- What you have to do
Retype the data below from its first line up to and including the line containing "- box-stretched-rear: Растянутость".

Items from a dataset:
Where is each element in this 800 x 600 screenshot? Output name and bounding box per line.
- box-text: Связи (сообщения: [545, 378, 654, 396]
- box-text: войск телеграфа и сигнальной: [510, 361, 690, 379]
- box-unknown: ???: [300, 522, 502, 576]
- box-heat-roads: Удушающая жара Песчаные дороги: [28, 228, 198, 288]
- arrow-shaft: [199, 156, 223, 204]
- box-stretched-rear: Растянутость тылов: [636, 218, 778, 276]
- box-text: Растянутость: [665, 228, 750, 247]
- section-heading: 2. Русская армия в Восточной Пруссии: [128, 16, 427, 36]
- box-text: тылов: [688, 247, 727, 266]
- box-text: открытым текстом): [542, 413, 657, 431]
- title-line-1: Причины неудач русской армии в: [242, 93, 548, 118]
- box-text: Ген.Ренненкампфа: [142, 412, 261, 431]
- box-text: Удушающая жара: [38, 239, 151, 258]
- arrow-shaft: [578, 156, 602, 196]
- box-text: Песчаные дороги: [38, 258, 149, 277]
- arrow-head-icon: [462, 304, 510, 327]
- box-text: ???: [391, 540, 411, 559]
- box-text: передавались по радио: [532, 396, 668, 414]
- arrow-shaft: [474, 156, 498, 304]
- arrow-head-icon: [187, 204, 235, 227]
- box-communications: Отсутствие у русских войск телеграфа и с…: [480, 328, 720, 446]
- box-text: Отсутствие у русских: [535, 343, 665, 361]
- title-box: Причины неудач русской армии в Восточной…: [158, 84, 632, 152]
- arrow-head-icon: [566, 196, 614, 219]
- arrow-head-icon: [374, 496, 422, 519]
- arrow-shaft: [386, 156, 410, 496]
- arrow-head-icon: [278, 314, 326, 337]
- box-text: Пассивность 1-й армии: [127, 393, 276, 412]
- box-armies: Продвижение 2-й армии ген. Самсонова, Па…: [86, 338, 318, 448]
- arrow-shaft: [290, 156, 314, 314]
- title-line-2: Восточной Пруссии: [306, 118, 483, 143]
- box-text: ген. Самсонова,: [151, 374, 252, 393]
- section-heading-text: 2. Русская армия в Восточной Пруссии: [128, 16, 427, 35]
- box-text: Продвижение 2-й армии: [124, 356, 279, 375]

- Answer to this task
Where is each element in this 800 x 600 screenshot? Output name and bounding box per line.
- box-text: Связи (сообщения: [545, 378, 654, 396]
- box-text: войск телеграфа и сигнальной: [510, 361, 690, 379]
- box-unknown: ???: [300, 522, 502, 576]
- box-heat-roads: Удушающая жара Песчаные дороги: [28, 228, 198, 288]
- arrow-shaft: [199, 156, 223, 204]
- box-stretched-rear: Растянутость тылов: [636, 218, 778, 276]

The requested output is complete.